§ TASK DIRECTIONS: Please work out how many lines in the material contain "Ответить" and give only that figure.

━━━ INPUT DATA

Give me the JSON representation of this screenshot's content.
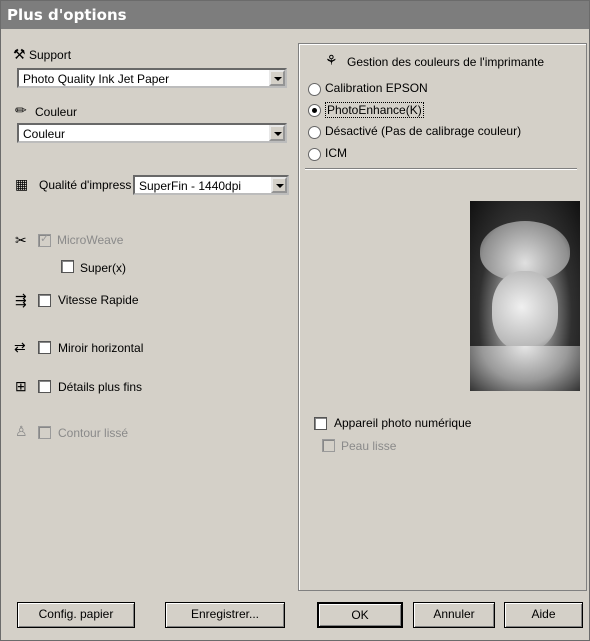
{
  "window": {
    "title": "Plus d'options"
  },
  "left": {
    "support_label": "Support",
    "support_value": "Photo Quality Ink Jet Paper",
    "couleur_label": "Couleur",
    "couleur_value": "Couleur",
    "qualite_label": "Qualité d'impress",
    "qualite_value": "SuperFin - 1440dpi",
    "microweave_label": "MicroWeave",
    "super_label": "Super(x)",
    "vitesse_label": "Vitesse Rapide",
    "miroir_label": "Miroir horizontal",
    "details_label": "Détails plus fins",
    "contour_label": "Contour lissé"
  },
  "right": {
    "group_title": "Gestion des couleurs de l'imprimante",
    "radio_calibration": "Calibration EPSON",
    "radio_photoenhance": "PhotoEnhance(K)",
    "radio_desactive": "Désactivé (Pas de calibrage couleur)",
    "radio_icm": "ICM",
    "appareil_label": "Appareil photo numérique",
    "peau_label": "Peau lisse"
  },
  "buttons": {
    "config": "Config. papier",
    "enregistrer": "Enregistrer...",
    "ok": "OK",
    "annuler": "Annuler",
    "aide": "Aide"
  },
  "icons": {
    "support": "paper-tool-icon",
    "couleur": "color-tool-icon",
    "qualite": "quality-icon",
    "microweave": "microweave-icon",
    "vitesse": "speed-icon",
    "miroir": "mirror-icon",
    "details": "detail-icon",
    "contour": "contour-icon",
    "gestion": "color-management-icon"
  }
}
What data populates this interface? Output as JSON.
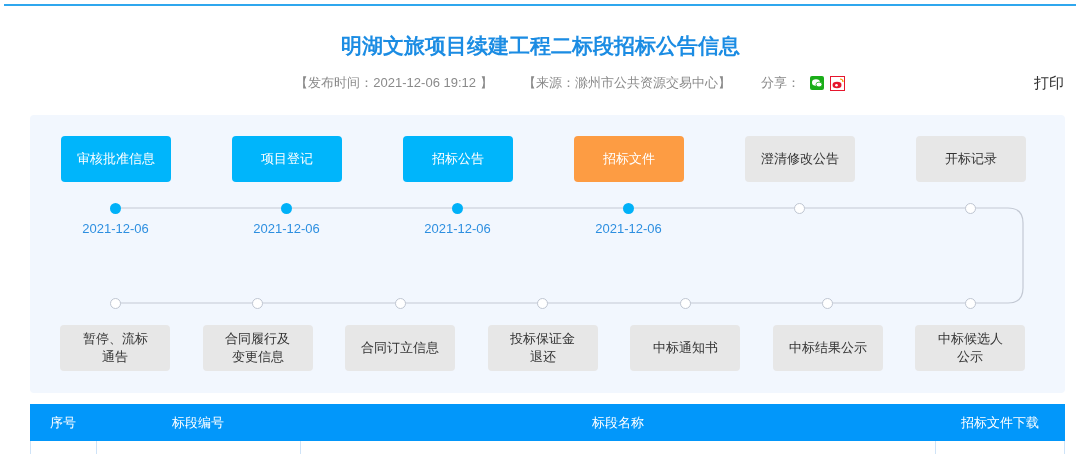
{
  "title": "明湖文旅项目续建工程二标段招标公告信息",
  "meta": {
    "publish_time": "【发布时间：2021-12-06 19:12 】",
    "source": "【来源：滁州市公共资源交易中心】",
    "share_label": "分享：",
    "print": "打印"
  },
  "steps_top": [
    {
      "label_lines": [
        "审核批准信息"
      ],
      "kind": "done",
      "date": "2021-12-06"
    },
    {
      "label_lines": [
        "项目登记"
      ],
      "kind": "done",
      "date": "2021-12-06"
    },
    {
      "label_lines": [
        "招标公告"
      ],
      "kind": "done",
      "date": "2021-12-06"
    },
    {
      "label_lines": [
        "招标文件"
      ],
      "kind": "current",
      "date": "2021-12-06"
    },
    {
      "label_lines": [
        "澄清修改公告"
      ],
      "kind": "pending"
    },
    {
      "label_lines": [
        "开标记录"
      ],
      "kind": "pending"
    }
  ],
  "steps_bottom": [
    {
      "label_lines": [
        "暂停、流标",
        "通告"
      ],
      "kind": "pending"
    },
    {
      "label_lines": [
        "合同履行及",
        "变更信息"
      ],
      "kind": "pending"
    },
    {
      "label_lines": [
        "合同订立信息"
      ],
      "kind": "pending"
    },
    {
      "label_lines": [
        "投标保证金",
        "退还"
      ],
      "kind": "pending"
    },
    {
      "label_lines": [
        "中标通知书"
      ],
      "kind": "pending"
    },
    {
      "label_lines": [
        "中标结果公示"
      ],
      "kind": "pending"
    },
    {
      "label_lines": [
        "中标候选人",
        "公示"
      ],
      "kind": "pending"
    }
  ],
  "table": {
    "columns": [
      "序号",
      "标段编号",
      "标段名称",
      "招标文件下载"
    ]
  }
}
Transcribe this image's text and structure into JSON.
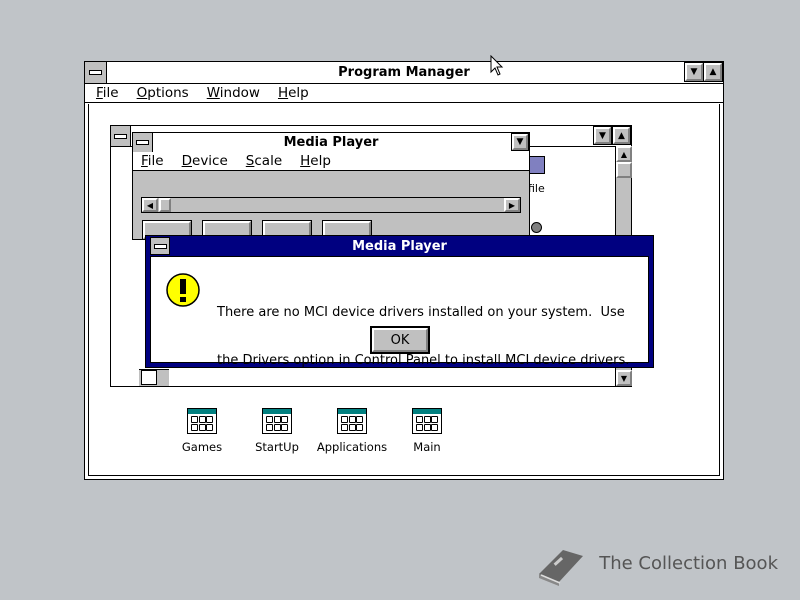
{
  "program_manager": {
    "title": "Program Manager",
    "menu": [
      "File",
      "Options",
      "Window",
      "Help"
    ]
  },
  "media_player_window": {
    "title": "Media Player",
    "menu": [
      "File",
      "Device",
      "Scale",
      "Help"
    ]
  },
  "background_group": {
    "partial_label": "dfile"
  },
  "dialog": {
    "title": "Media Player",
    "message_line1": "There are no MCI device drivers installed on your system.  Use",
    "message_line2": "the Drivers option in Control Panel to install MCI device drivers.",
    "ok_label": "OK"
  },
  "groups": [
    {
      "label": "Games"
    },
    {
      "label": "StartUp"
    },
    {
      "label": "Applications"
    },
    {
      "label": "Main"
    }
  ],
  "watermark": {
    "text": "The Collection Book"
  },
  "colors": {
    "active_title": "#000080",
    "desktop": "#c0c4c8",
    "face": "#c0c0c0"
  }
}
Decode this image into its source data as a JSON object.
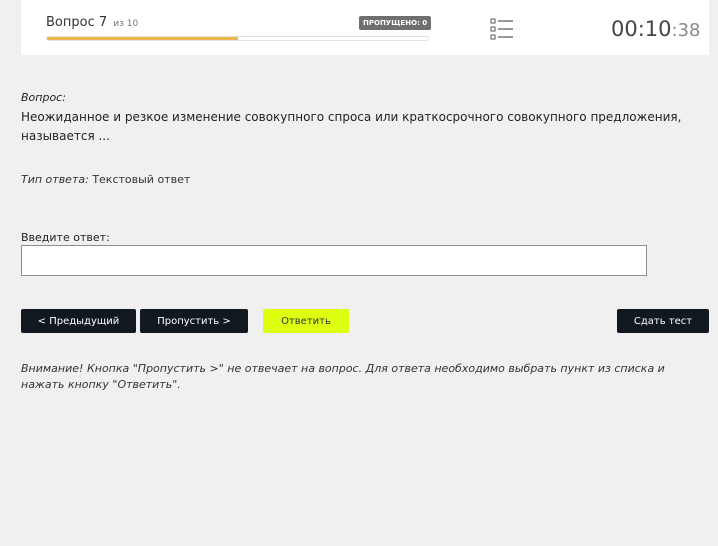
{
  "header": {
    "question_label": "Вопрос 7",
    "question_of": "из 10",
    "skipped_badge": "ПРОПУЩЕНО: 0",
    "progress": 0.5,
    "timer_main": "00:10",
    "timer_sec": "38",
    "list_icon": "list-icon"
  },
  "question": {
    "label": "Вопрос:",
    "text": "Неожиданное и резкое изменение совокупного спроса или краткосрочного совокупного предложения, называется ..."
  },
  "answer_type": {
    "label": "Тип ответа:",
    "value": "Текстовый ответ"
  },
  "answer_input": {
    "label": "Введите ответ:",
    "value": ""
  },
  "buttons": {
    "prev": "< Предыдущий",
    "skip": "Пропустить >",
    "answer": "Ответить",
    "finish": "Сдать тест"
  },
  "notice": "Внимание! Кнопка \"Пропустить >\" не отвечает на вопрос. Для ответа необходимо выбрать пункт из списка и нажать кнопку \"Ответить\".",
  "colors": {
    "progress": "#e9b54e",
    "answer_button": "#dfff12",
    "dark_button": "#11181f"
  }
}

━━━━━━

§ CORRECT RESULT: 2